## Records provided
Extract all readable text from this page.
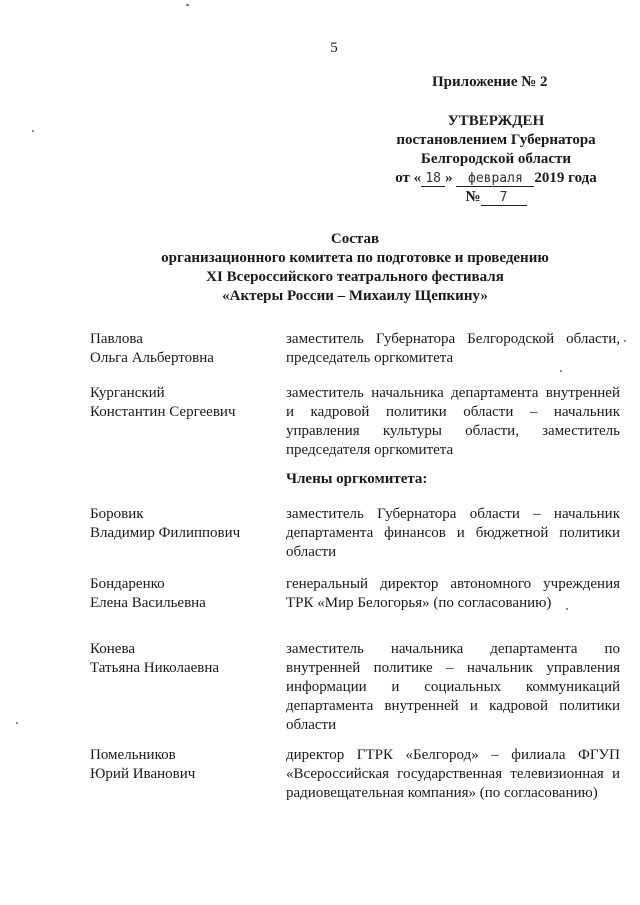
5
Приложение № 2
УТВЕРЖДЕН
постановлением Губернатора
Белгородской области
от « 18 » февраля 2019 года
№ 7
Состав
организационного комитета по подготовке и проведению
XI Всероссийского театрального фестиваля
«Актеры России – Михаилу Щепкину»
Павлова
Ольга Альбертовна
заместитель Губернатора Белгородской области, председатель оргкомитета
Курганский
Константин Сергеевич
заместитель начальника департамента внутренней и кадровой политики области – начальник управления культуры области, заместитель председателя оргкомитета
Члены оргкомитета:
Боровик
Владимир Филиппович
заместитель Губернатора области – начальник департамента финансов и бюджетной политики области
Бондаренко
Елена Васильевна
генеральный директор автономного учреждения ТРК «Мир Белогорья» (по согласованию)
Конева
Татьяна Николаевна
заместитель начальника департамента по внутренней политике – начальник управления информации и социальных коммуникаций департамента внутренней и кадровой политики области
Помельников
Юрий Иванович
директор ГТРК «Белгород» – филиала ФГУП «Всероссийская государственная телевизионная и радиовещательная компания» (по согласованию)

## Stated task
Reproduce the records verbatim, omitting all images they contain.

## Reply to the exercise
Extract all readable text from this page.
5
Приложение № 2
УТВЕРЖДЕН
постановлением Губернатора
Белгородской области
от « 18 » февраля 2019 года
№ 7
Состав
организационного комитета по подготовке и проведению
XI Всероссийского театрального фестиваля
«Актеры России – Михаилу Щепкину»
Павлова
Ольга Альбертовна
заместитель Губернатора Белгородской области, председатель оргкомитета
Курганский
Константин Сергеевич
заместитель начальника департамента внутренней и кадровой политики области – начальник управления культуры области, заместитель председателя оргкомитета
Члены оргкомитета:
Боровик
Владимир Филиппович
заместитель Губернатора области – начальник департамента финансов и бюджетной политики области
Бондаренко
Елена Васильевна
генеральный директор автономного учреждения ТРК «Мир Белогорья» (по согласованию)
Конева
Татьяна Николаевна
заместитель начальника департамента по внутренней политике – начальник управления информации и социальных коммуникаций департамента внутренней и кадровой политики области
Помельников
Юрий Иванович
директор ГТРК «Белгород» – филиала ФГУП «Всероссийская государственная телевизионная и радиовещательная компания» (по согласованию)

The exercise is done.